Passage shown:

--

Quote from Scott Davies, CEO at the Institute of Travel Management (ITM), in an article on PhocusWire this week on TripActions acquiring Reed & Mackay.
Each Friday, PhocusWire dissects and debates an industry trend or new development covered by PhocusWire that week.
Two significant deals in business travel this week are an indication of where that sector currently finds itself.
The COVID-19 pandemic has arguably hit business travel harder than any other line of business in the entire industry, with companies unsure when and how to put their employees back on the road once more.
The situation, with close to one million new infections still being reported globally every day, is unlikely to change in the near-term, even if those same workers start venturing out on leisure trips over the course of 2021.
This pause of a still indeterminate length ahead is allowing companies in the sector to consider their options, both for the recovery - as and when it happens - and in the medium- to long-term.
The two aforementioned bits of acquisition activity (Egencia being sold by Expedia Group to American GBT and TripActions buying Reed & Mackay) are important to all the parties involved.
Any excitement surrounding the latter agreement may have been slightly usurped by the prowling of Amex GBT to get its hands on Egencia the day before (conspiracy theorists might point to the timing as being for that very reason, although with Expedia Group's earnings later in the week there was probably a fiduciary requirement in doing so, too - but, still, rather handy).

--

Excerpts from a dataset:
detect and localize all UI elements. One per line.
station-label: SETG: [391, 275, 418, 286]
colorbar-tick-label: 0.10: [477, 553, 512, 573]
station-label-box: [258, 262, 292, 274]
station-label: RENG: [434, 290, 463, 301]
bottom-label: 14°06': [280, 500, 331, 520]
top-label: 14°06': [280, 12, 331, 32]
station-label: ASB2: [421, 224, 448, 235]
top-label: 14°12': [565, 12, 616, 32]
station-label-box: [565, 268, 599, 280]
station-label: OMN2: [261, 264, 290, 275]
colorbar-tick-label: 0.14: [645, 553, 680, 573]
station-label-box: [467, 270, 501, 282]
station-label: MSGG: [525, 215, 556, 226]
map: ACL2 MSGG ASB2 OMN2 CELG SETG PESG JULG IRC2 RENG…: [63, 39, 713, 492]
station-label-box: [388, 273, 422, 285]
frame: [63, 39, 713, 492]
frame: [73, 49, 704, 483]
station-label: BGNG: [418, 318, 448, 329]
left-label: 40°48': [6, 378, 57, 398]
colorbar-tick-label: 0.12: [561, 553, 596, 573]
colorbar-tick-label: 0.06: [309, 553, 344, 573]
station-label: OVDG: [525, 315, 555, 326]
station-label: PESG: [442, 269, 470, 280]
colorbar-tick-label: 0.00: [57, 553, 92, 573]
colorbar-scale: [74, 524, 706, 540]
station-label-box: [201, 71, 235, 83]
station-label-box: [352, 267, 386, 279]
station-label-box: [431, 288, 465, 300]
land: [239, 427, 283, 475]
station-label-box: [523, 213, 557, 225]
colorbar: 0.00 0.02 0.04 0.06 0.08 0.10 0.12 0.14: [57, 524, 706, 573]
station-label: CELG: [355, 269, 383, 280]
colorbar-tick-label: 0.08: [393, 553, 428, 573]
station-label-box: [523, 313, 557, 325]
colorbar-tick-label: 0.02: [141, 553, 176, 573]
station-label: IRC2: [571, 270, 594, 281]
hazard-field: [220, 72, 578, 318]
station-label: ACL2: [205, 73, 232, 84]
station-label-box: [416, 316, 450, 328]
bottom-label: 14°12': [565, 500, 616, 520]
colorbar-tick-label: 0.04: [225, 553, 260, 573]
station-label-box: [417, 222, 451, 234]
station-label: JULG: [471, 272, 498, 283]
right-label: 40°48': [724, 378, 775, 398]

--

Apply what you read:
• a. Transcribe the portion of the business travel passage starting with "The two aforementioned" and going on through "the parties involved.".
• b. According to the business travel passage, on what day of the week does PhocusWire dissect and debate an industry trend or new development?

Completed exercise:
• a.
The two aforementioned bits of acquisition activity (Egencia being sold by Expedia Group to American GBT and TripActions buying Reed & Mackay) are important to all the parties involved.

• b. Each Friday.